───── Raw records
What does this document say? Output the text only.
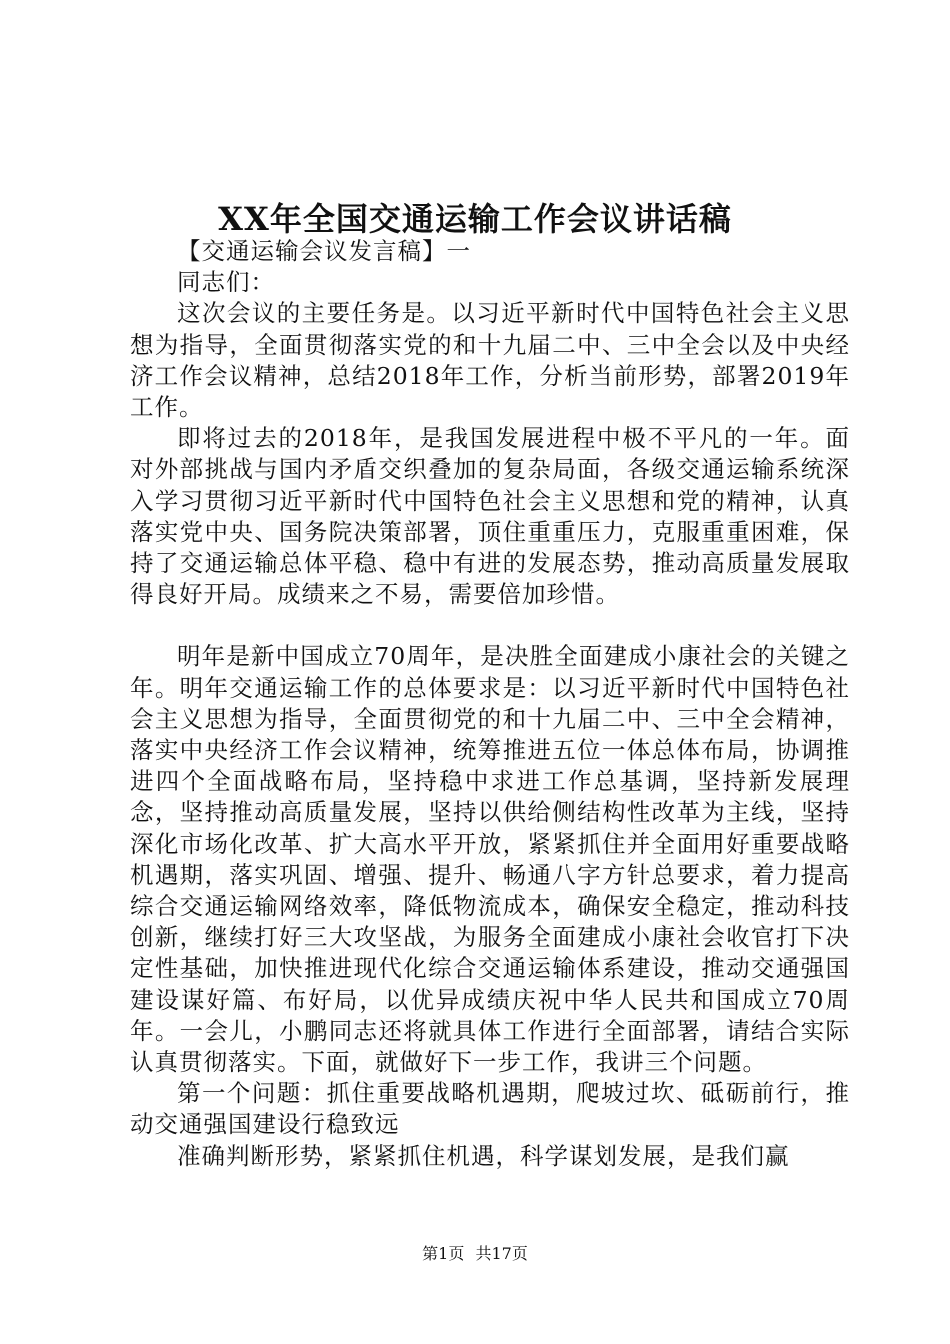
XX年全国交通运输工作会议讲话稿

【交通运输会议发言稿】一

同志们：

这次会议的主要任务是。以习近平新时代中国特色社会主义思想为指导，全面贯彻落实党的和十九届二中、三中全会以及中央经济工作会议精神，总结2018年工作，分析当前形势，部署2019年工作。

即将过去的2018年，是我国发展进程中极不平凡的一年。面对外部挑战与国内矛盾交织叠加的复杂局面，各级交通运输系统深入学习贯彻习近平新时代中国特色社会主义思想和党的精神，认真落实党中央、国务院决策部署，顶住重重压力，克服重重困难，保持了交通运输总体平稳、稳中有进的发展态势，推动高质量发展取得良好开局。成绩来之不易，需要倍加珍惜。

明年是新中国成立70周年，是决胜全面建成小康社会的关键之年。明年交通运输工作的总体要求是：以习近平新时代中国特色社会主义思想为指导，全面贯彻党的和十九届二中、三中全会精神，落实中央经济工作会议精神，统筹推进五位一体总体布局，协调推进四个全面战略布局，坚持稳中求进工作总基调，坚持新发展理念，坚持推动高质量发展，坚持以供给侧结构性改革为主线，坚持深化市场化改革、扩大高水平开放，紧紧抓住并全面用好重要战略机遇期，落实巩固、增强、提升、畅通八字方针总要求，着力提高综合交通运输网络效率，降低物流成本，确保安全稳定，推动科技创新，继续打好三大攻坚战，为服务全面建成小康社会收官打下决定性基础，加快推进现代化综合交通运输体系建设，推动交通强国建设谋好篇、布好局，以优异成绩庆祝中华人民共和国成立70周年。一会儿，小鹏同志还将就具体工作进行全面部署，请结合实际认真贯彻落实。下面，就做好下一步工作，我讲三个问题。

第一个问题：抓住重要战略机遇期，爬坡过坎、砥砺前行，推动交通强国建设行稳致远

准确判断形势，紧紧抓住机遇，科学谋划发展，是我们赢

第1页 共17页
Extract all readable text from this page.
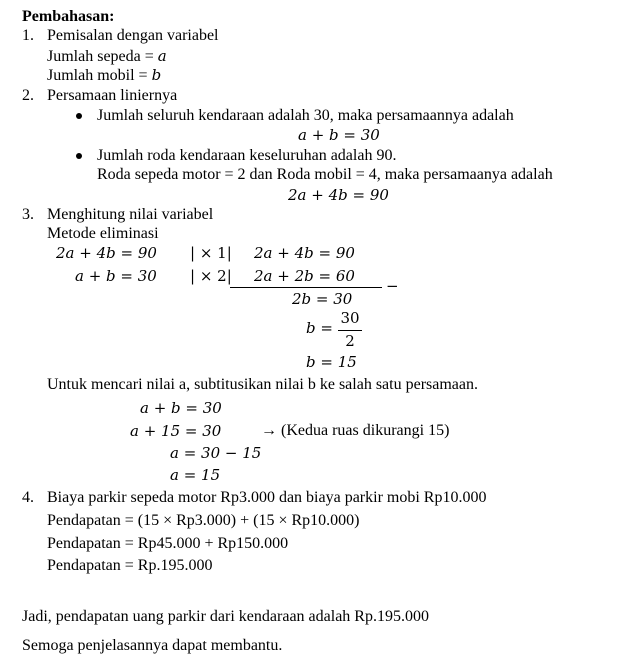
Pembahasan:
1. Pemisalan dengan variabel
Jumlah sepeda = a
Jumlah mobil = b
2. Persamaan liniernya
Jumlah seluruh kendaraan adalah 30, maka persamaannya adalah
a + b = 30
Jumlah roda kendaraan keseluruhan adalah 90.
Roda sepeda motor = 2 dan Roda mobil = 4, maka persamaanya adalah
2a + 4b = 90
3. Menghitung nilai variabel
Metode eliminasi
2a + 4b = 90 | × 1| 2a + 4b = 90
a + b = 30 | × 2| 2a + 2b = 60
−
2b = 30
b =
30
2
b = 15
Untuk mencari nilai a, subtitusikan nilai b ke salah satu persamaan.
a + b = 30
a + 15 = 30 → (Kedua ruas dikurangi 15)
a = 30 − 15
a = 15
4. Biaya parkir sepeda motor Rp3.000 dan biaya parkir mobi Rp10.000
Pendapatan = (15 × Rp3.000) + (15 × Rp10.000)
Pendapatan = Rp45.000 + Rp150.000
Pendapatan = Rp.195.000
Jadi, pendapatan uang parkir dari kendaraan adalah Rp.195.000
Semoga penjelasannya dapat membantu.
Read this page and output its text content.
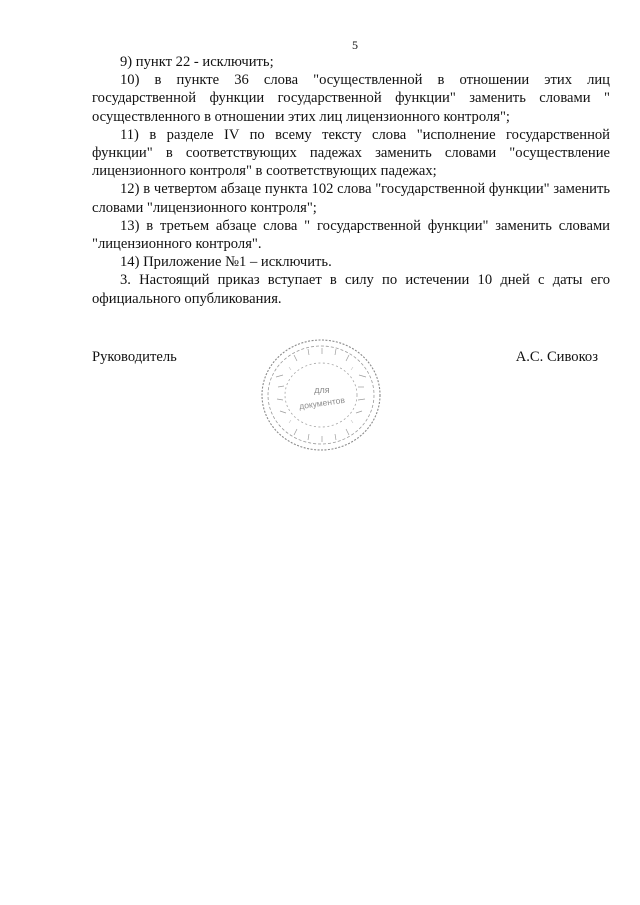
5

9) пункт 22 - исключить;

10) в пункте 36 слова "осуществленной в отношении этих лиц государственной функции государственной функции" заменить словами " осуществленного в отношении этих лиц лицензионного контроля";

11) в разделе IV по всему тексту слова "исполнение государственной функции" в соответствующих падежах заменить словами "осуществление лицензионного контроля" в соответствующих падежах;

12) в четвертом абзаце пункта 102 слова "государственной функции" заменить словами "лицензионного контроля";

13) в третьем абзаце слова " государственной функции" заменить словами "лицензионного контроля".

14) Приложение №1 – исключить.

3. Настоящий приказ вступает в силу по истечении 10 дней с даты его официального опубликования.

Руководитель	А.С. Сивокоз
для
документов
──────────
Task description:
Transcribe every record above exactly as written, leaving out any pictures.

Result below:
What does this document say? Output the text only.
XX年全国交通运输工作会议讲话稿

【交通运输会议发言稿】一

同志们：

这次会议的主要任务是。以习近平新时代中国特色社会主义思想为指导，全面贯彻落实党的和十九届二中、三中全会以及中央经济工作会议精神，总结2018年工作，分析当前形势，部署2019年工作。

即将过去的2018年，是我国发展进程中极不平凡的一年。面对外部挑战与国内矛盾交织叠加的复杂局面，各级交通运输系统深入学习贯彻习近平新时代中国特色社会主义思想和党的精神，认真落实党中央、国务院决策部署，顶住重重压力，克服重重困难，保持了交通运输总体平稳、稳中有进的发展态势，推动高质量发展取得良好开局。成绩来之不易，需要倍加珍惜。

明年是新中国成立70周年，是决胜全面建成小康社会的关键之年。明年交通运输工作的总体要求是：以习近平新时代中国特色社会主义思想为指导，全面贯彻党的和十九届二中、三中全会精神，落实中央经济工作会议精神，统筹推进五位一体总体布局，协调推进四个全面战略布局，坚持稳中求进工作总基调，坚持新发展理念，坚持推动高质量发展，坚持以供给侧结构性改革为主线，坚持深化市场化改革、扩大高水平开放，紧紧抓住并全面用好重要战略机遇期，落实巩固、增强、提升、畅通八字方针总要求，着力提高综合交通运输网络效率，降低物流成本，确保安全稳定，推动科技创新，继续打好三大攻坚战，为服务全面建成小康社会收官打下决定性基础，加快推进现代化综合交通运输体系建设，推动交通强国建设谋好篇、布好局，以优异成绩庆祝中华人民共和国成立70周年。一会儿，小鹏同志还将就具体工作进行全面部署，请结合实际认真贯彻落实。下面，就做好下一步工作，我讲三个问题。

第一个问题：抓住重要战略机遇期，爬坡过坎、砥砺前行，推动交通强国建设行稳致远

准确判断形势，紧紧抓住机遇，科学谋划发展，是我们赢

第1页 共17页
Extract all readable text from this page.
Pembahasan:
1. Pemisalan dengan variabel
Jumlah sepeda = a
Jumlah mobil = b
2. Persamaan liniernya
Jumlah seluruh kendaraan adalah 30, maka persamaannya adalah
a + b = 30
Jumlah roda kendaraan keseluruhan adalah 90.
Roda sepeda motor = 2 dan Roda mobil = 4, maka persamaanya adalah
2a + 4b = 90
3. Menghitung nilai variabel
Metode eliminasi
2a + 4b = 90 | × 1| 2a + 4b = 90
a + b = 30 | × 2| 2a + 2b = 60
−
2b = 30
b =
30
2
b = 15
Untuk mencari nilai a, subtitusikan nilai b ke salah satu persamaan.
a + b = 30
a + 15 = 30 → (Kedua ruas dikurangi 15)
a = 30 − 15
a = 15
4. Biaya parkir sepeda motor Rp3.000 dan biaya parkir mobi Rp10.000
Pendapatan = (15 × Rp3.000) + (15 × Rp10.000)
Pendapatan = Rp45.000 + Rp150.000
Pendapatan = Rp.195.000
Jadi, pendapatan uang parkir dari kendaraan adalah Rp.195.000
Semoga penjelasannya dapat membantu.
Read this page and output its text content.
5

9) пункт 22 - исключить;

10) в пункте 36 слова "осуществленной в отношении этих лиц государственной функции государственной функции" заменить словами " осуществленного в отношении этих лиц лицензионного контроля";

11) в разделе IV по всему тексту слова "исполнение государственной функции" в соответствующих падежах заменить словами "осуществление лицензионного контроля" в соответствующих падежах;

12) в четвертом абзаце пункта 102 слова "государственной функции" заменить словами "лицензионного контроля";

13) в третьем абзаце слова " государственной функции" заменить словами "лицензионного контроля".

14) Приложение №1 – исключить.

3. Настоящий приказ вступает в силу по истечении 10 дней с даты его официального опубликования.

Руководитель	А.С. Сивокоз
для
документов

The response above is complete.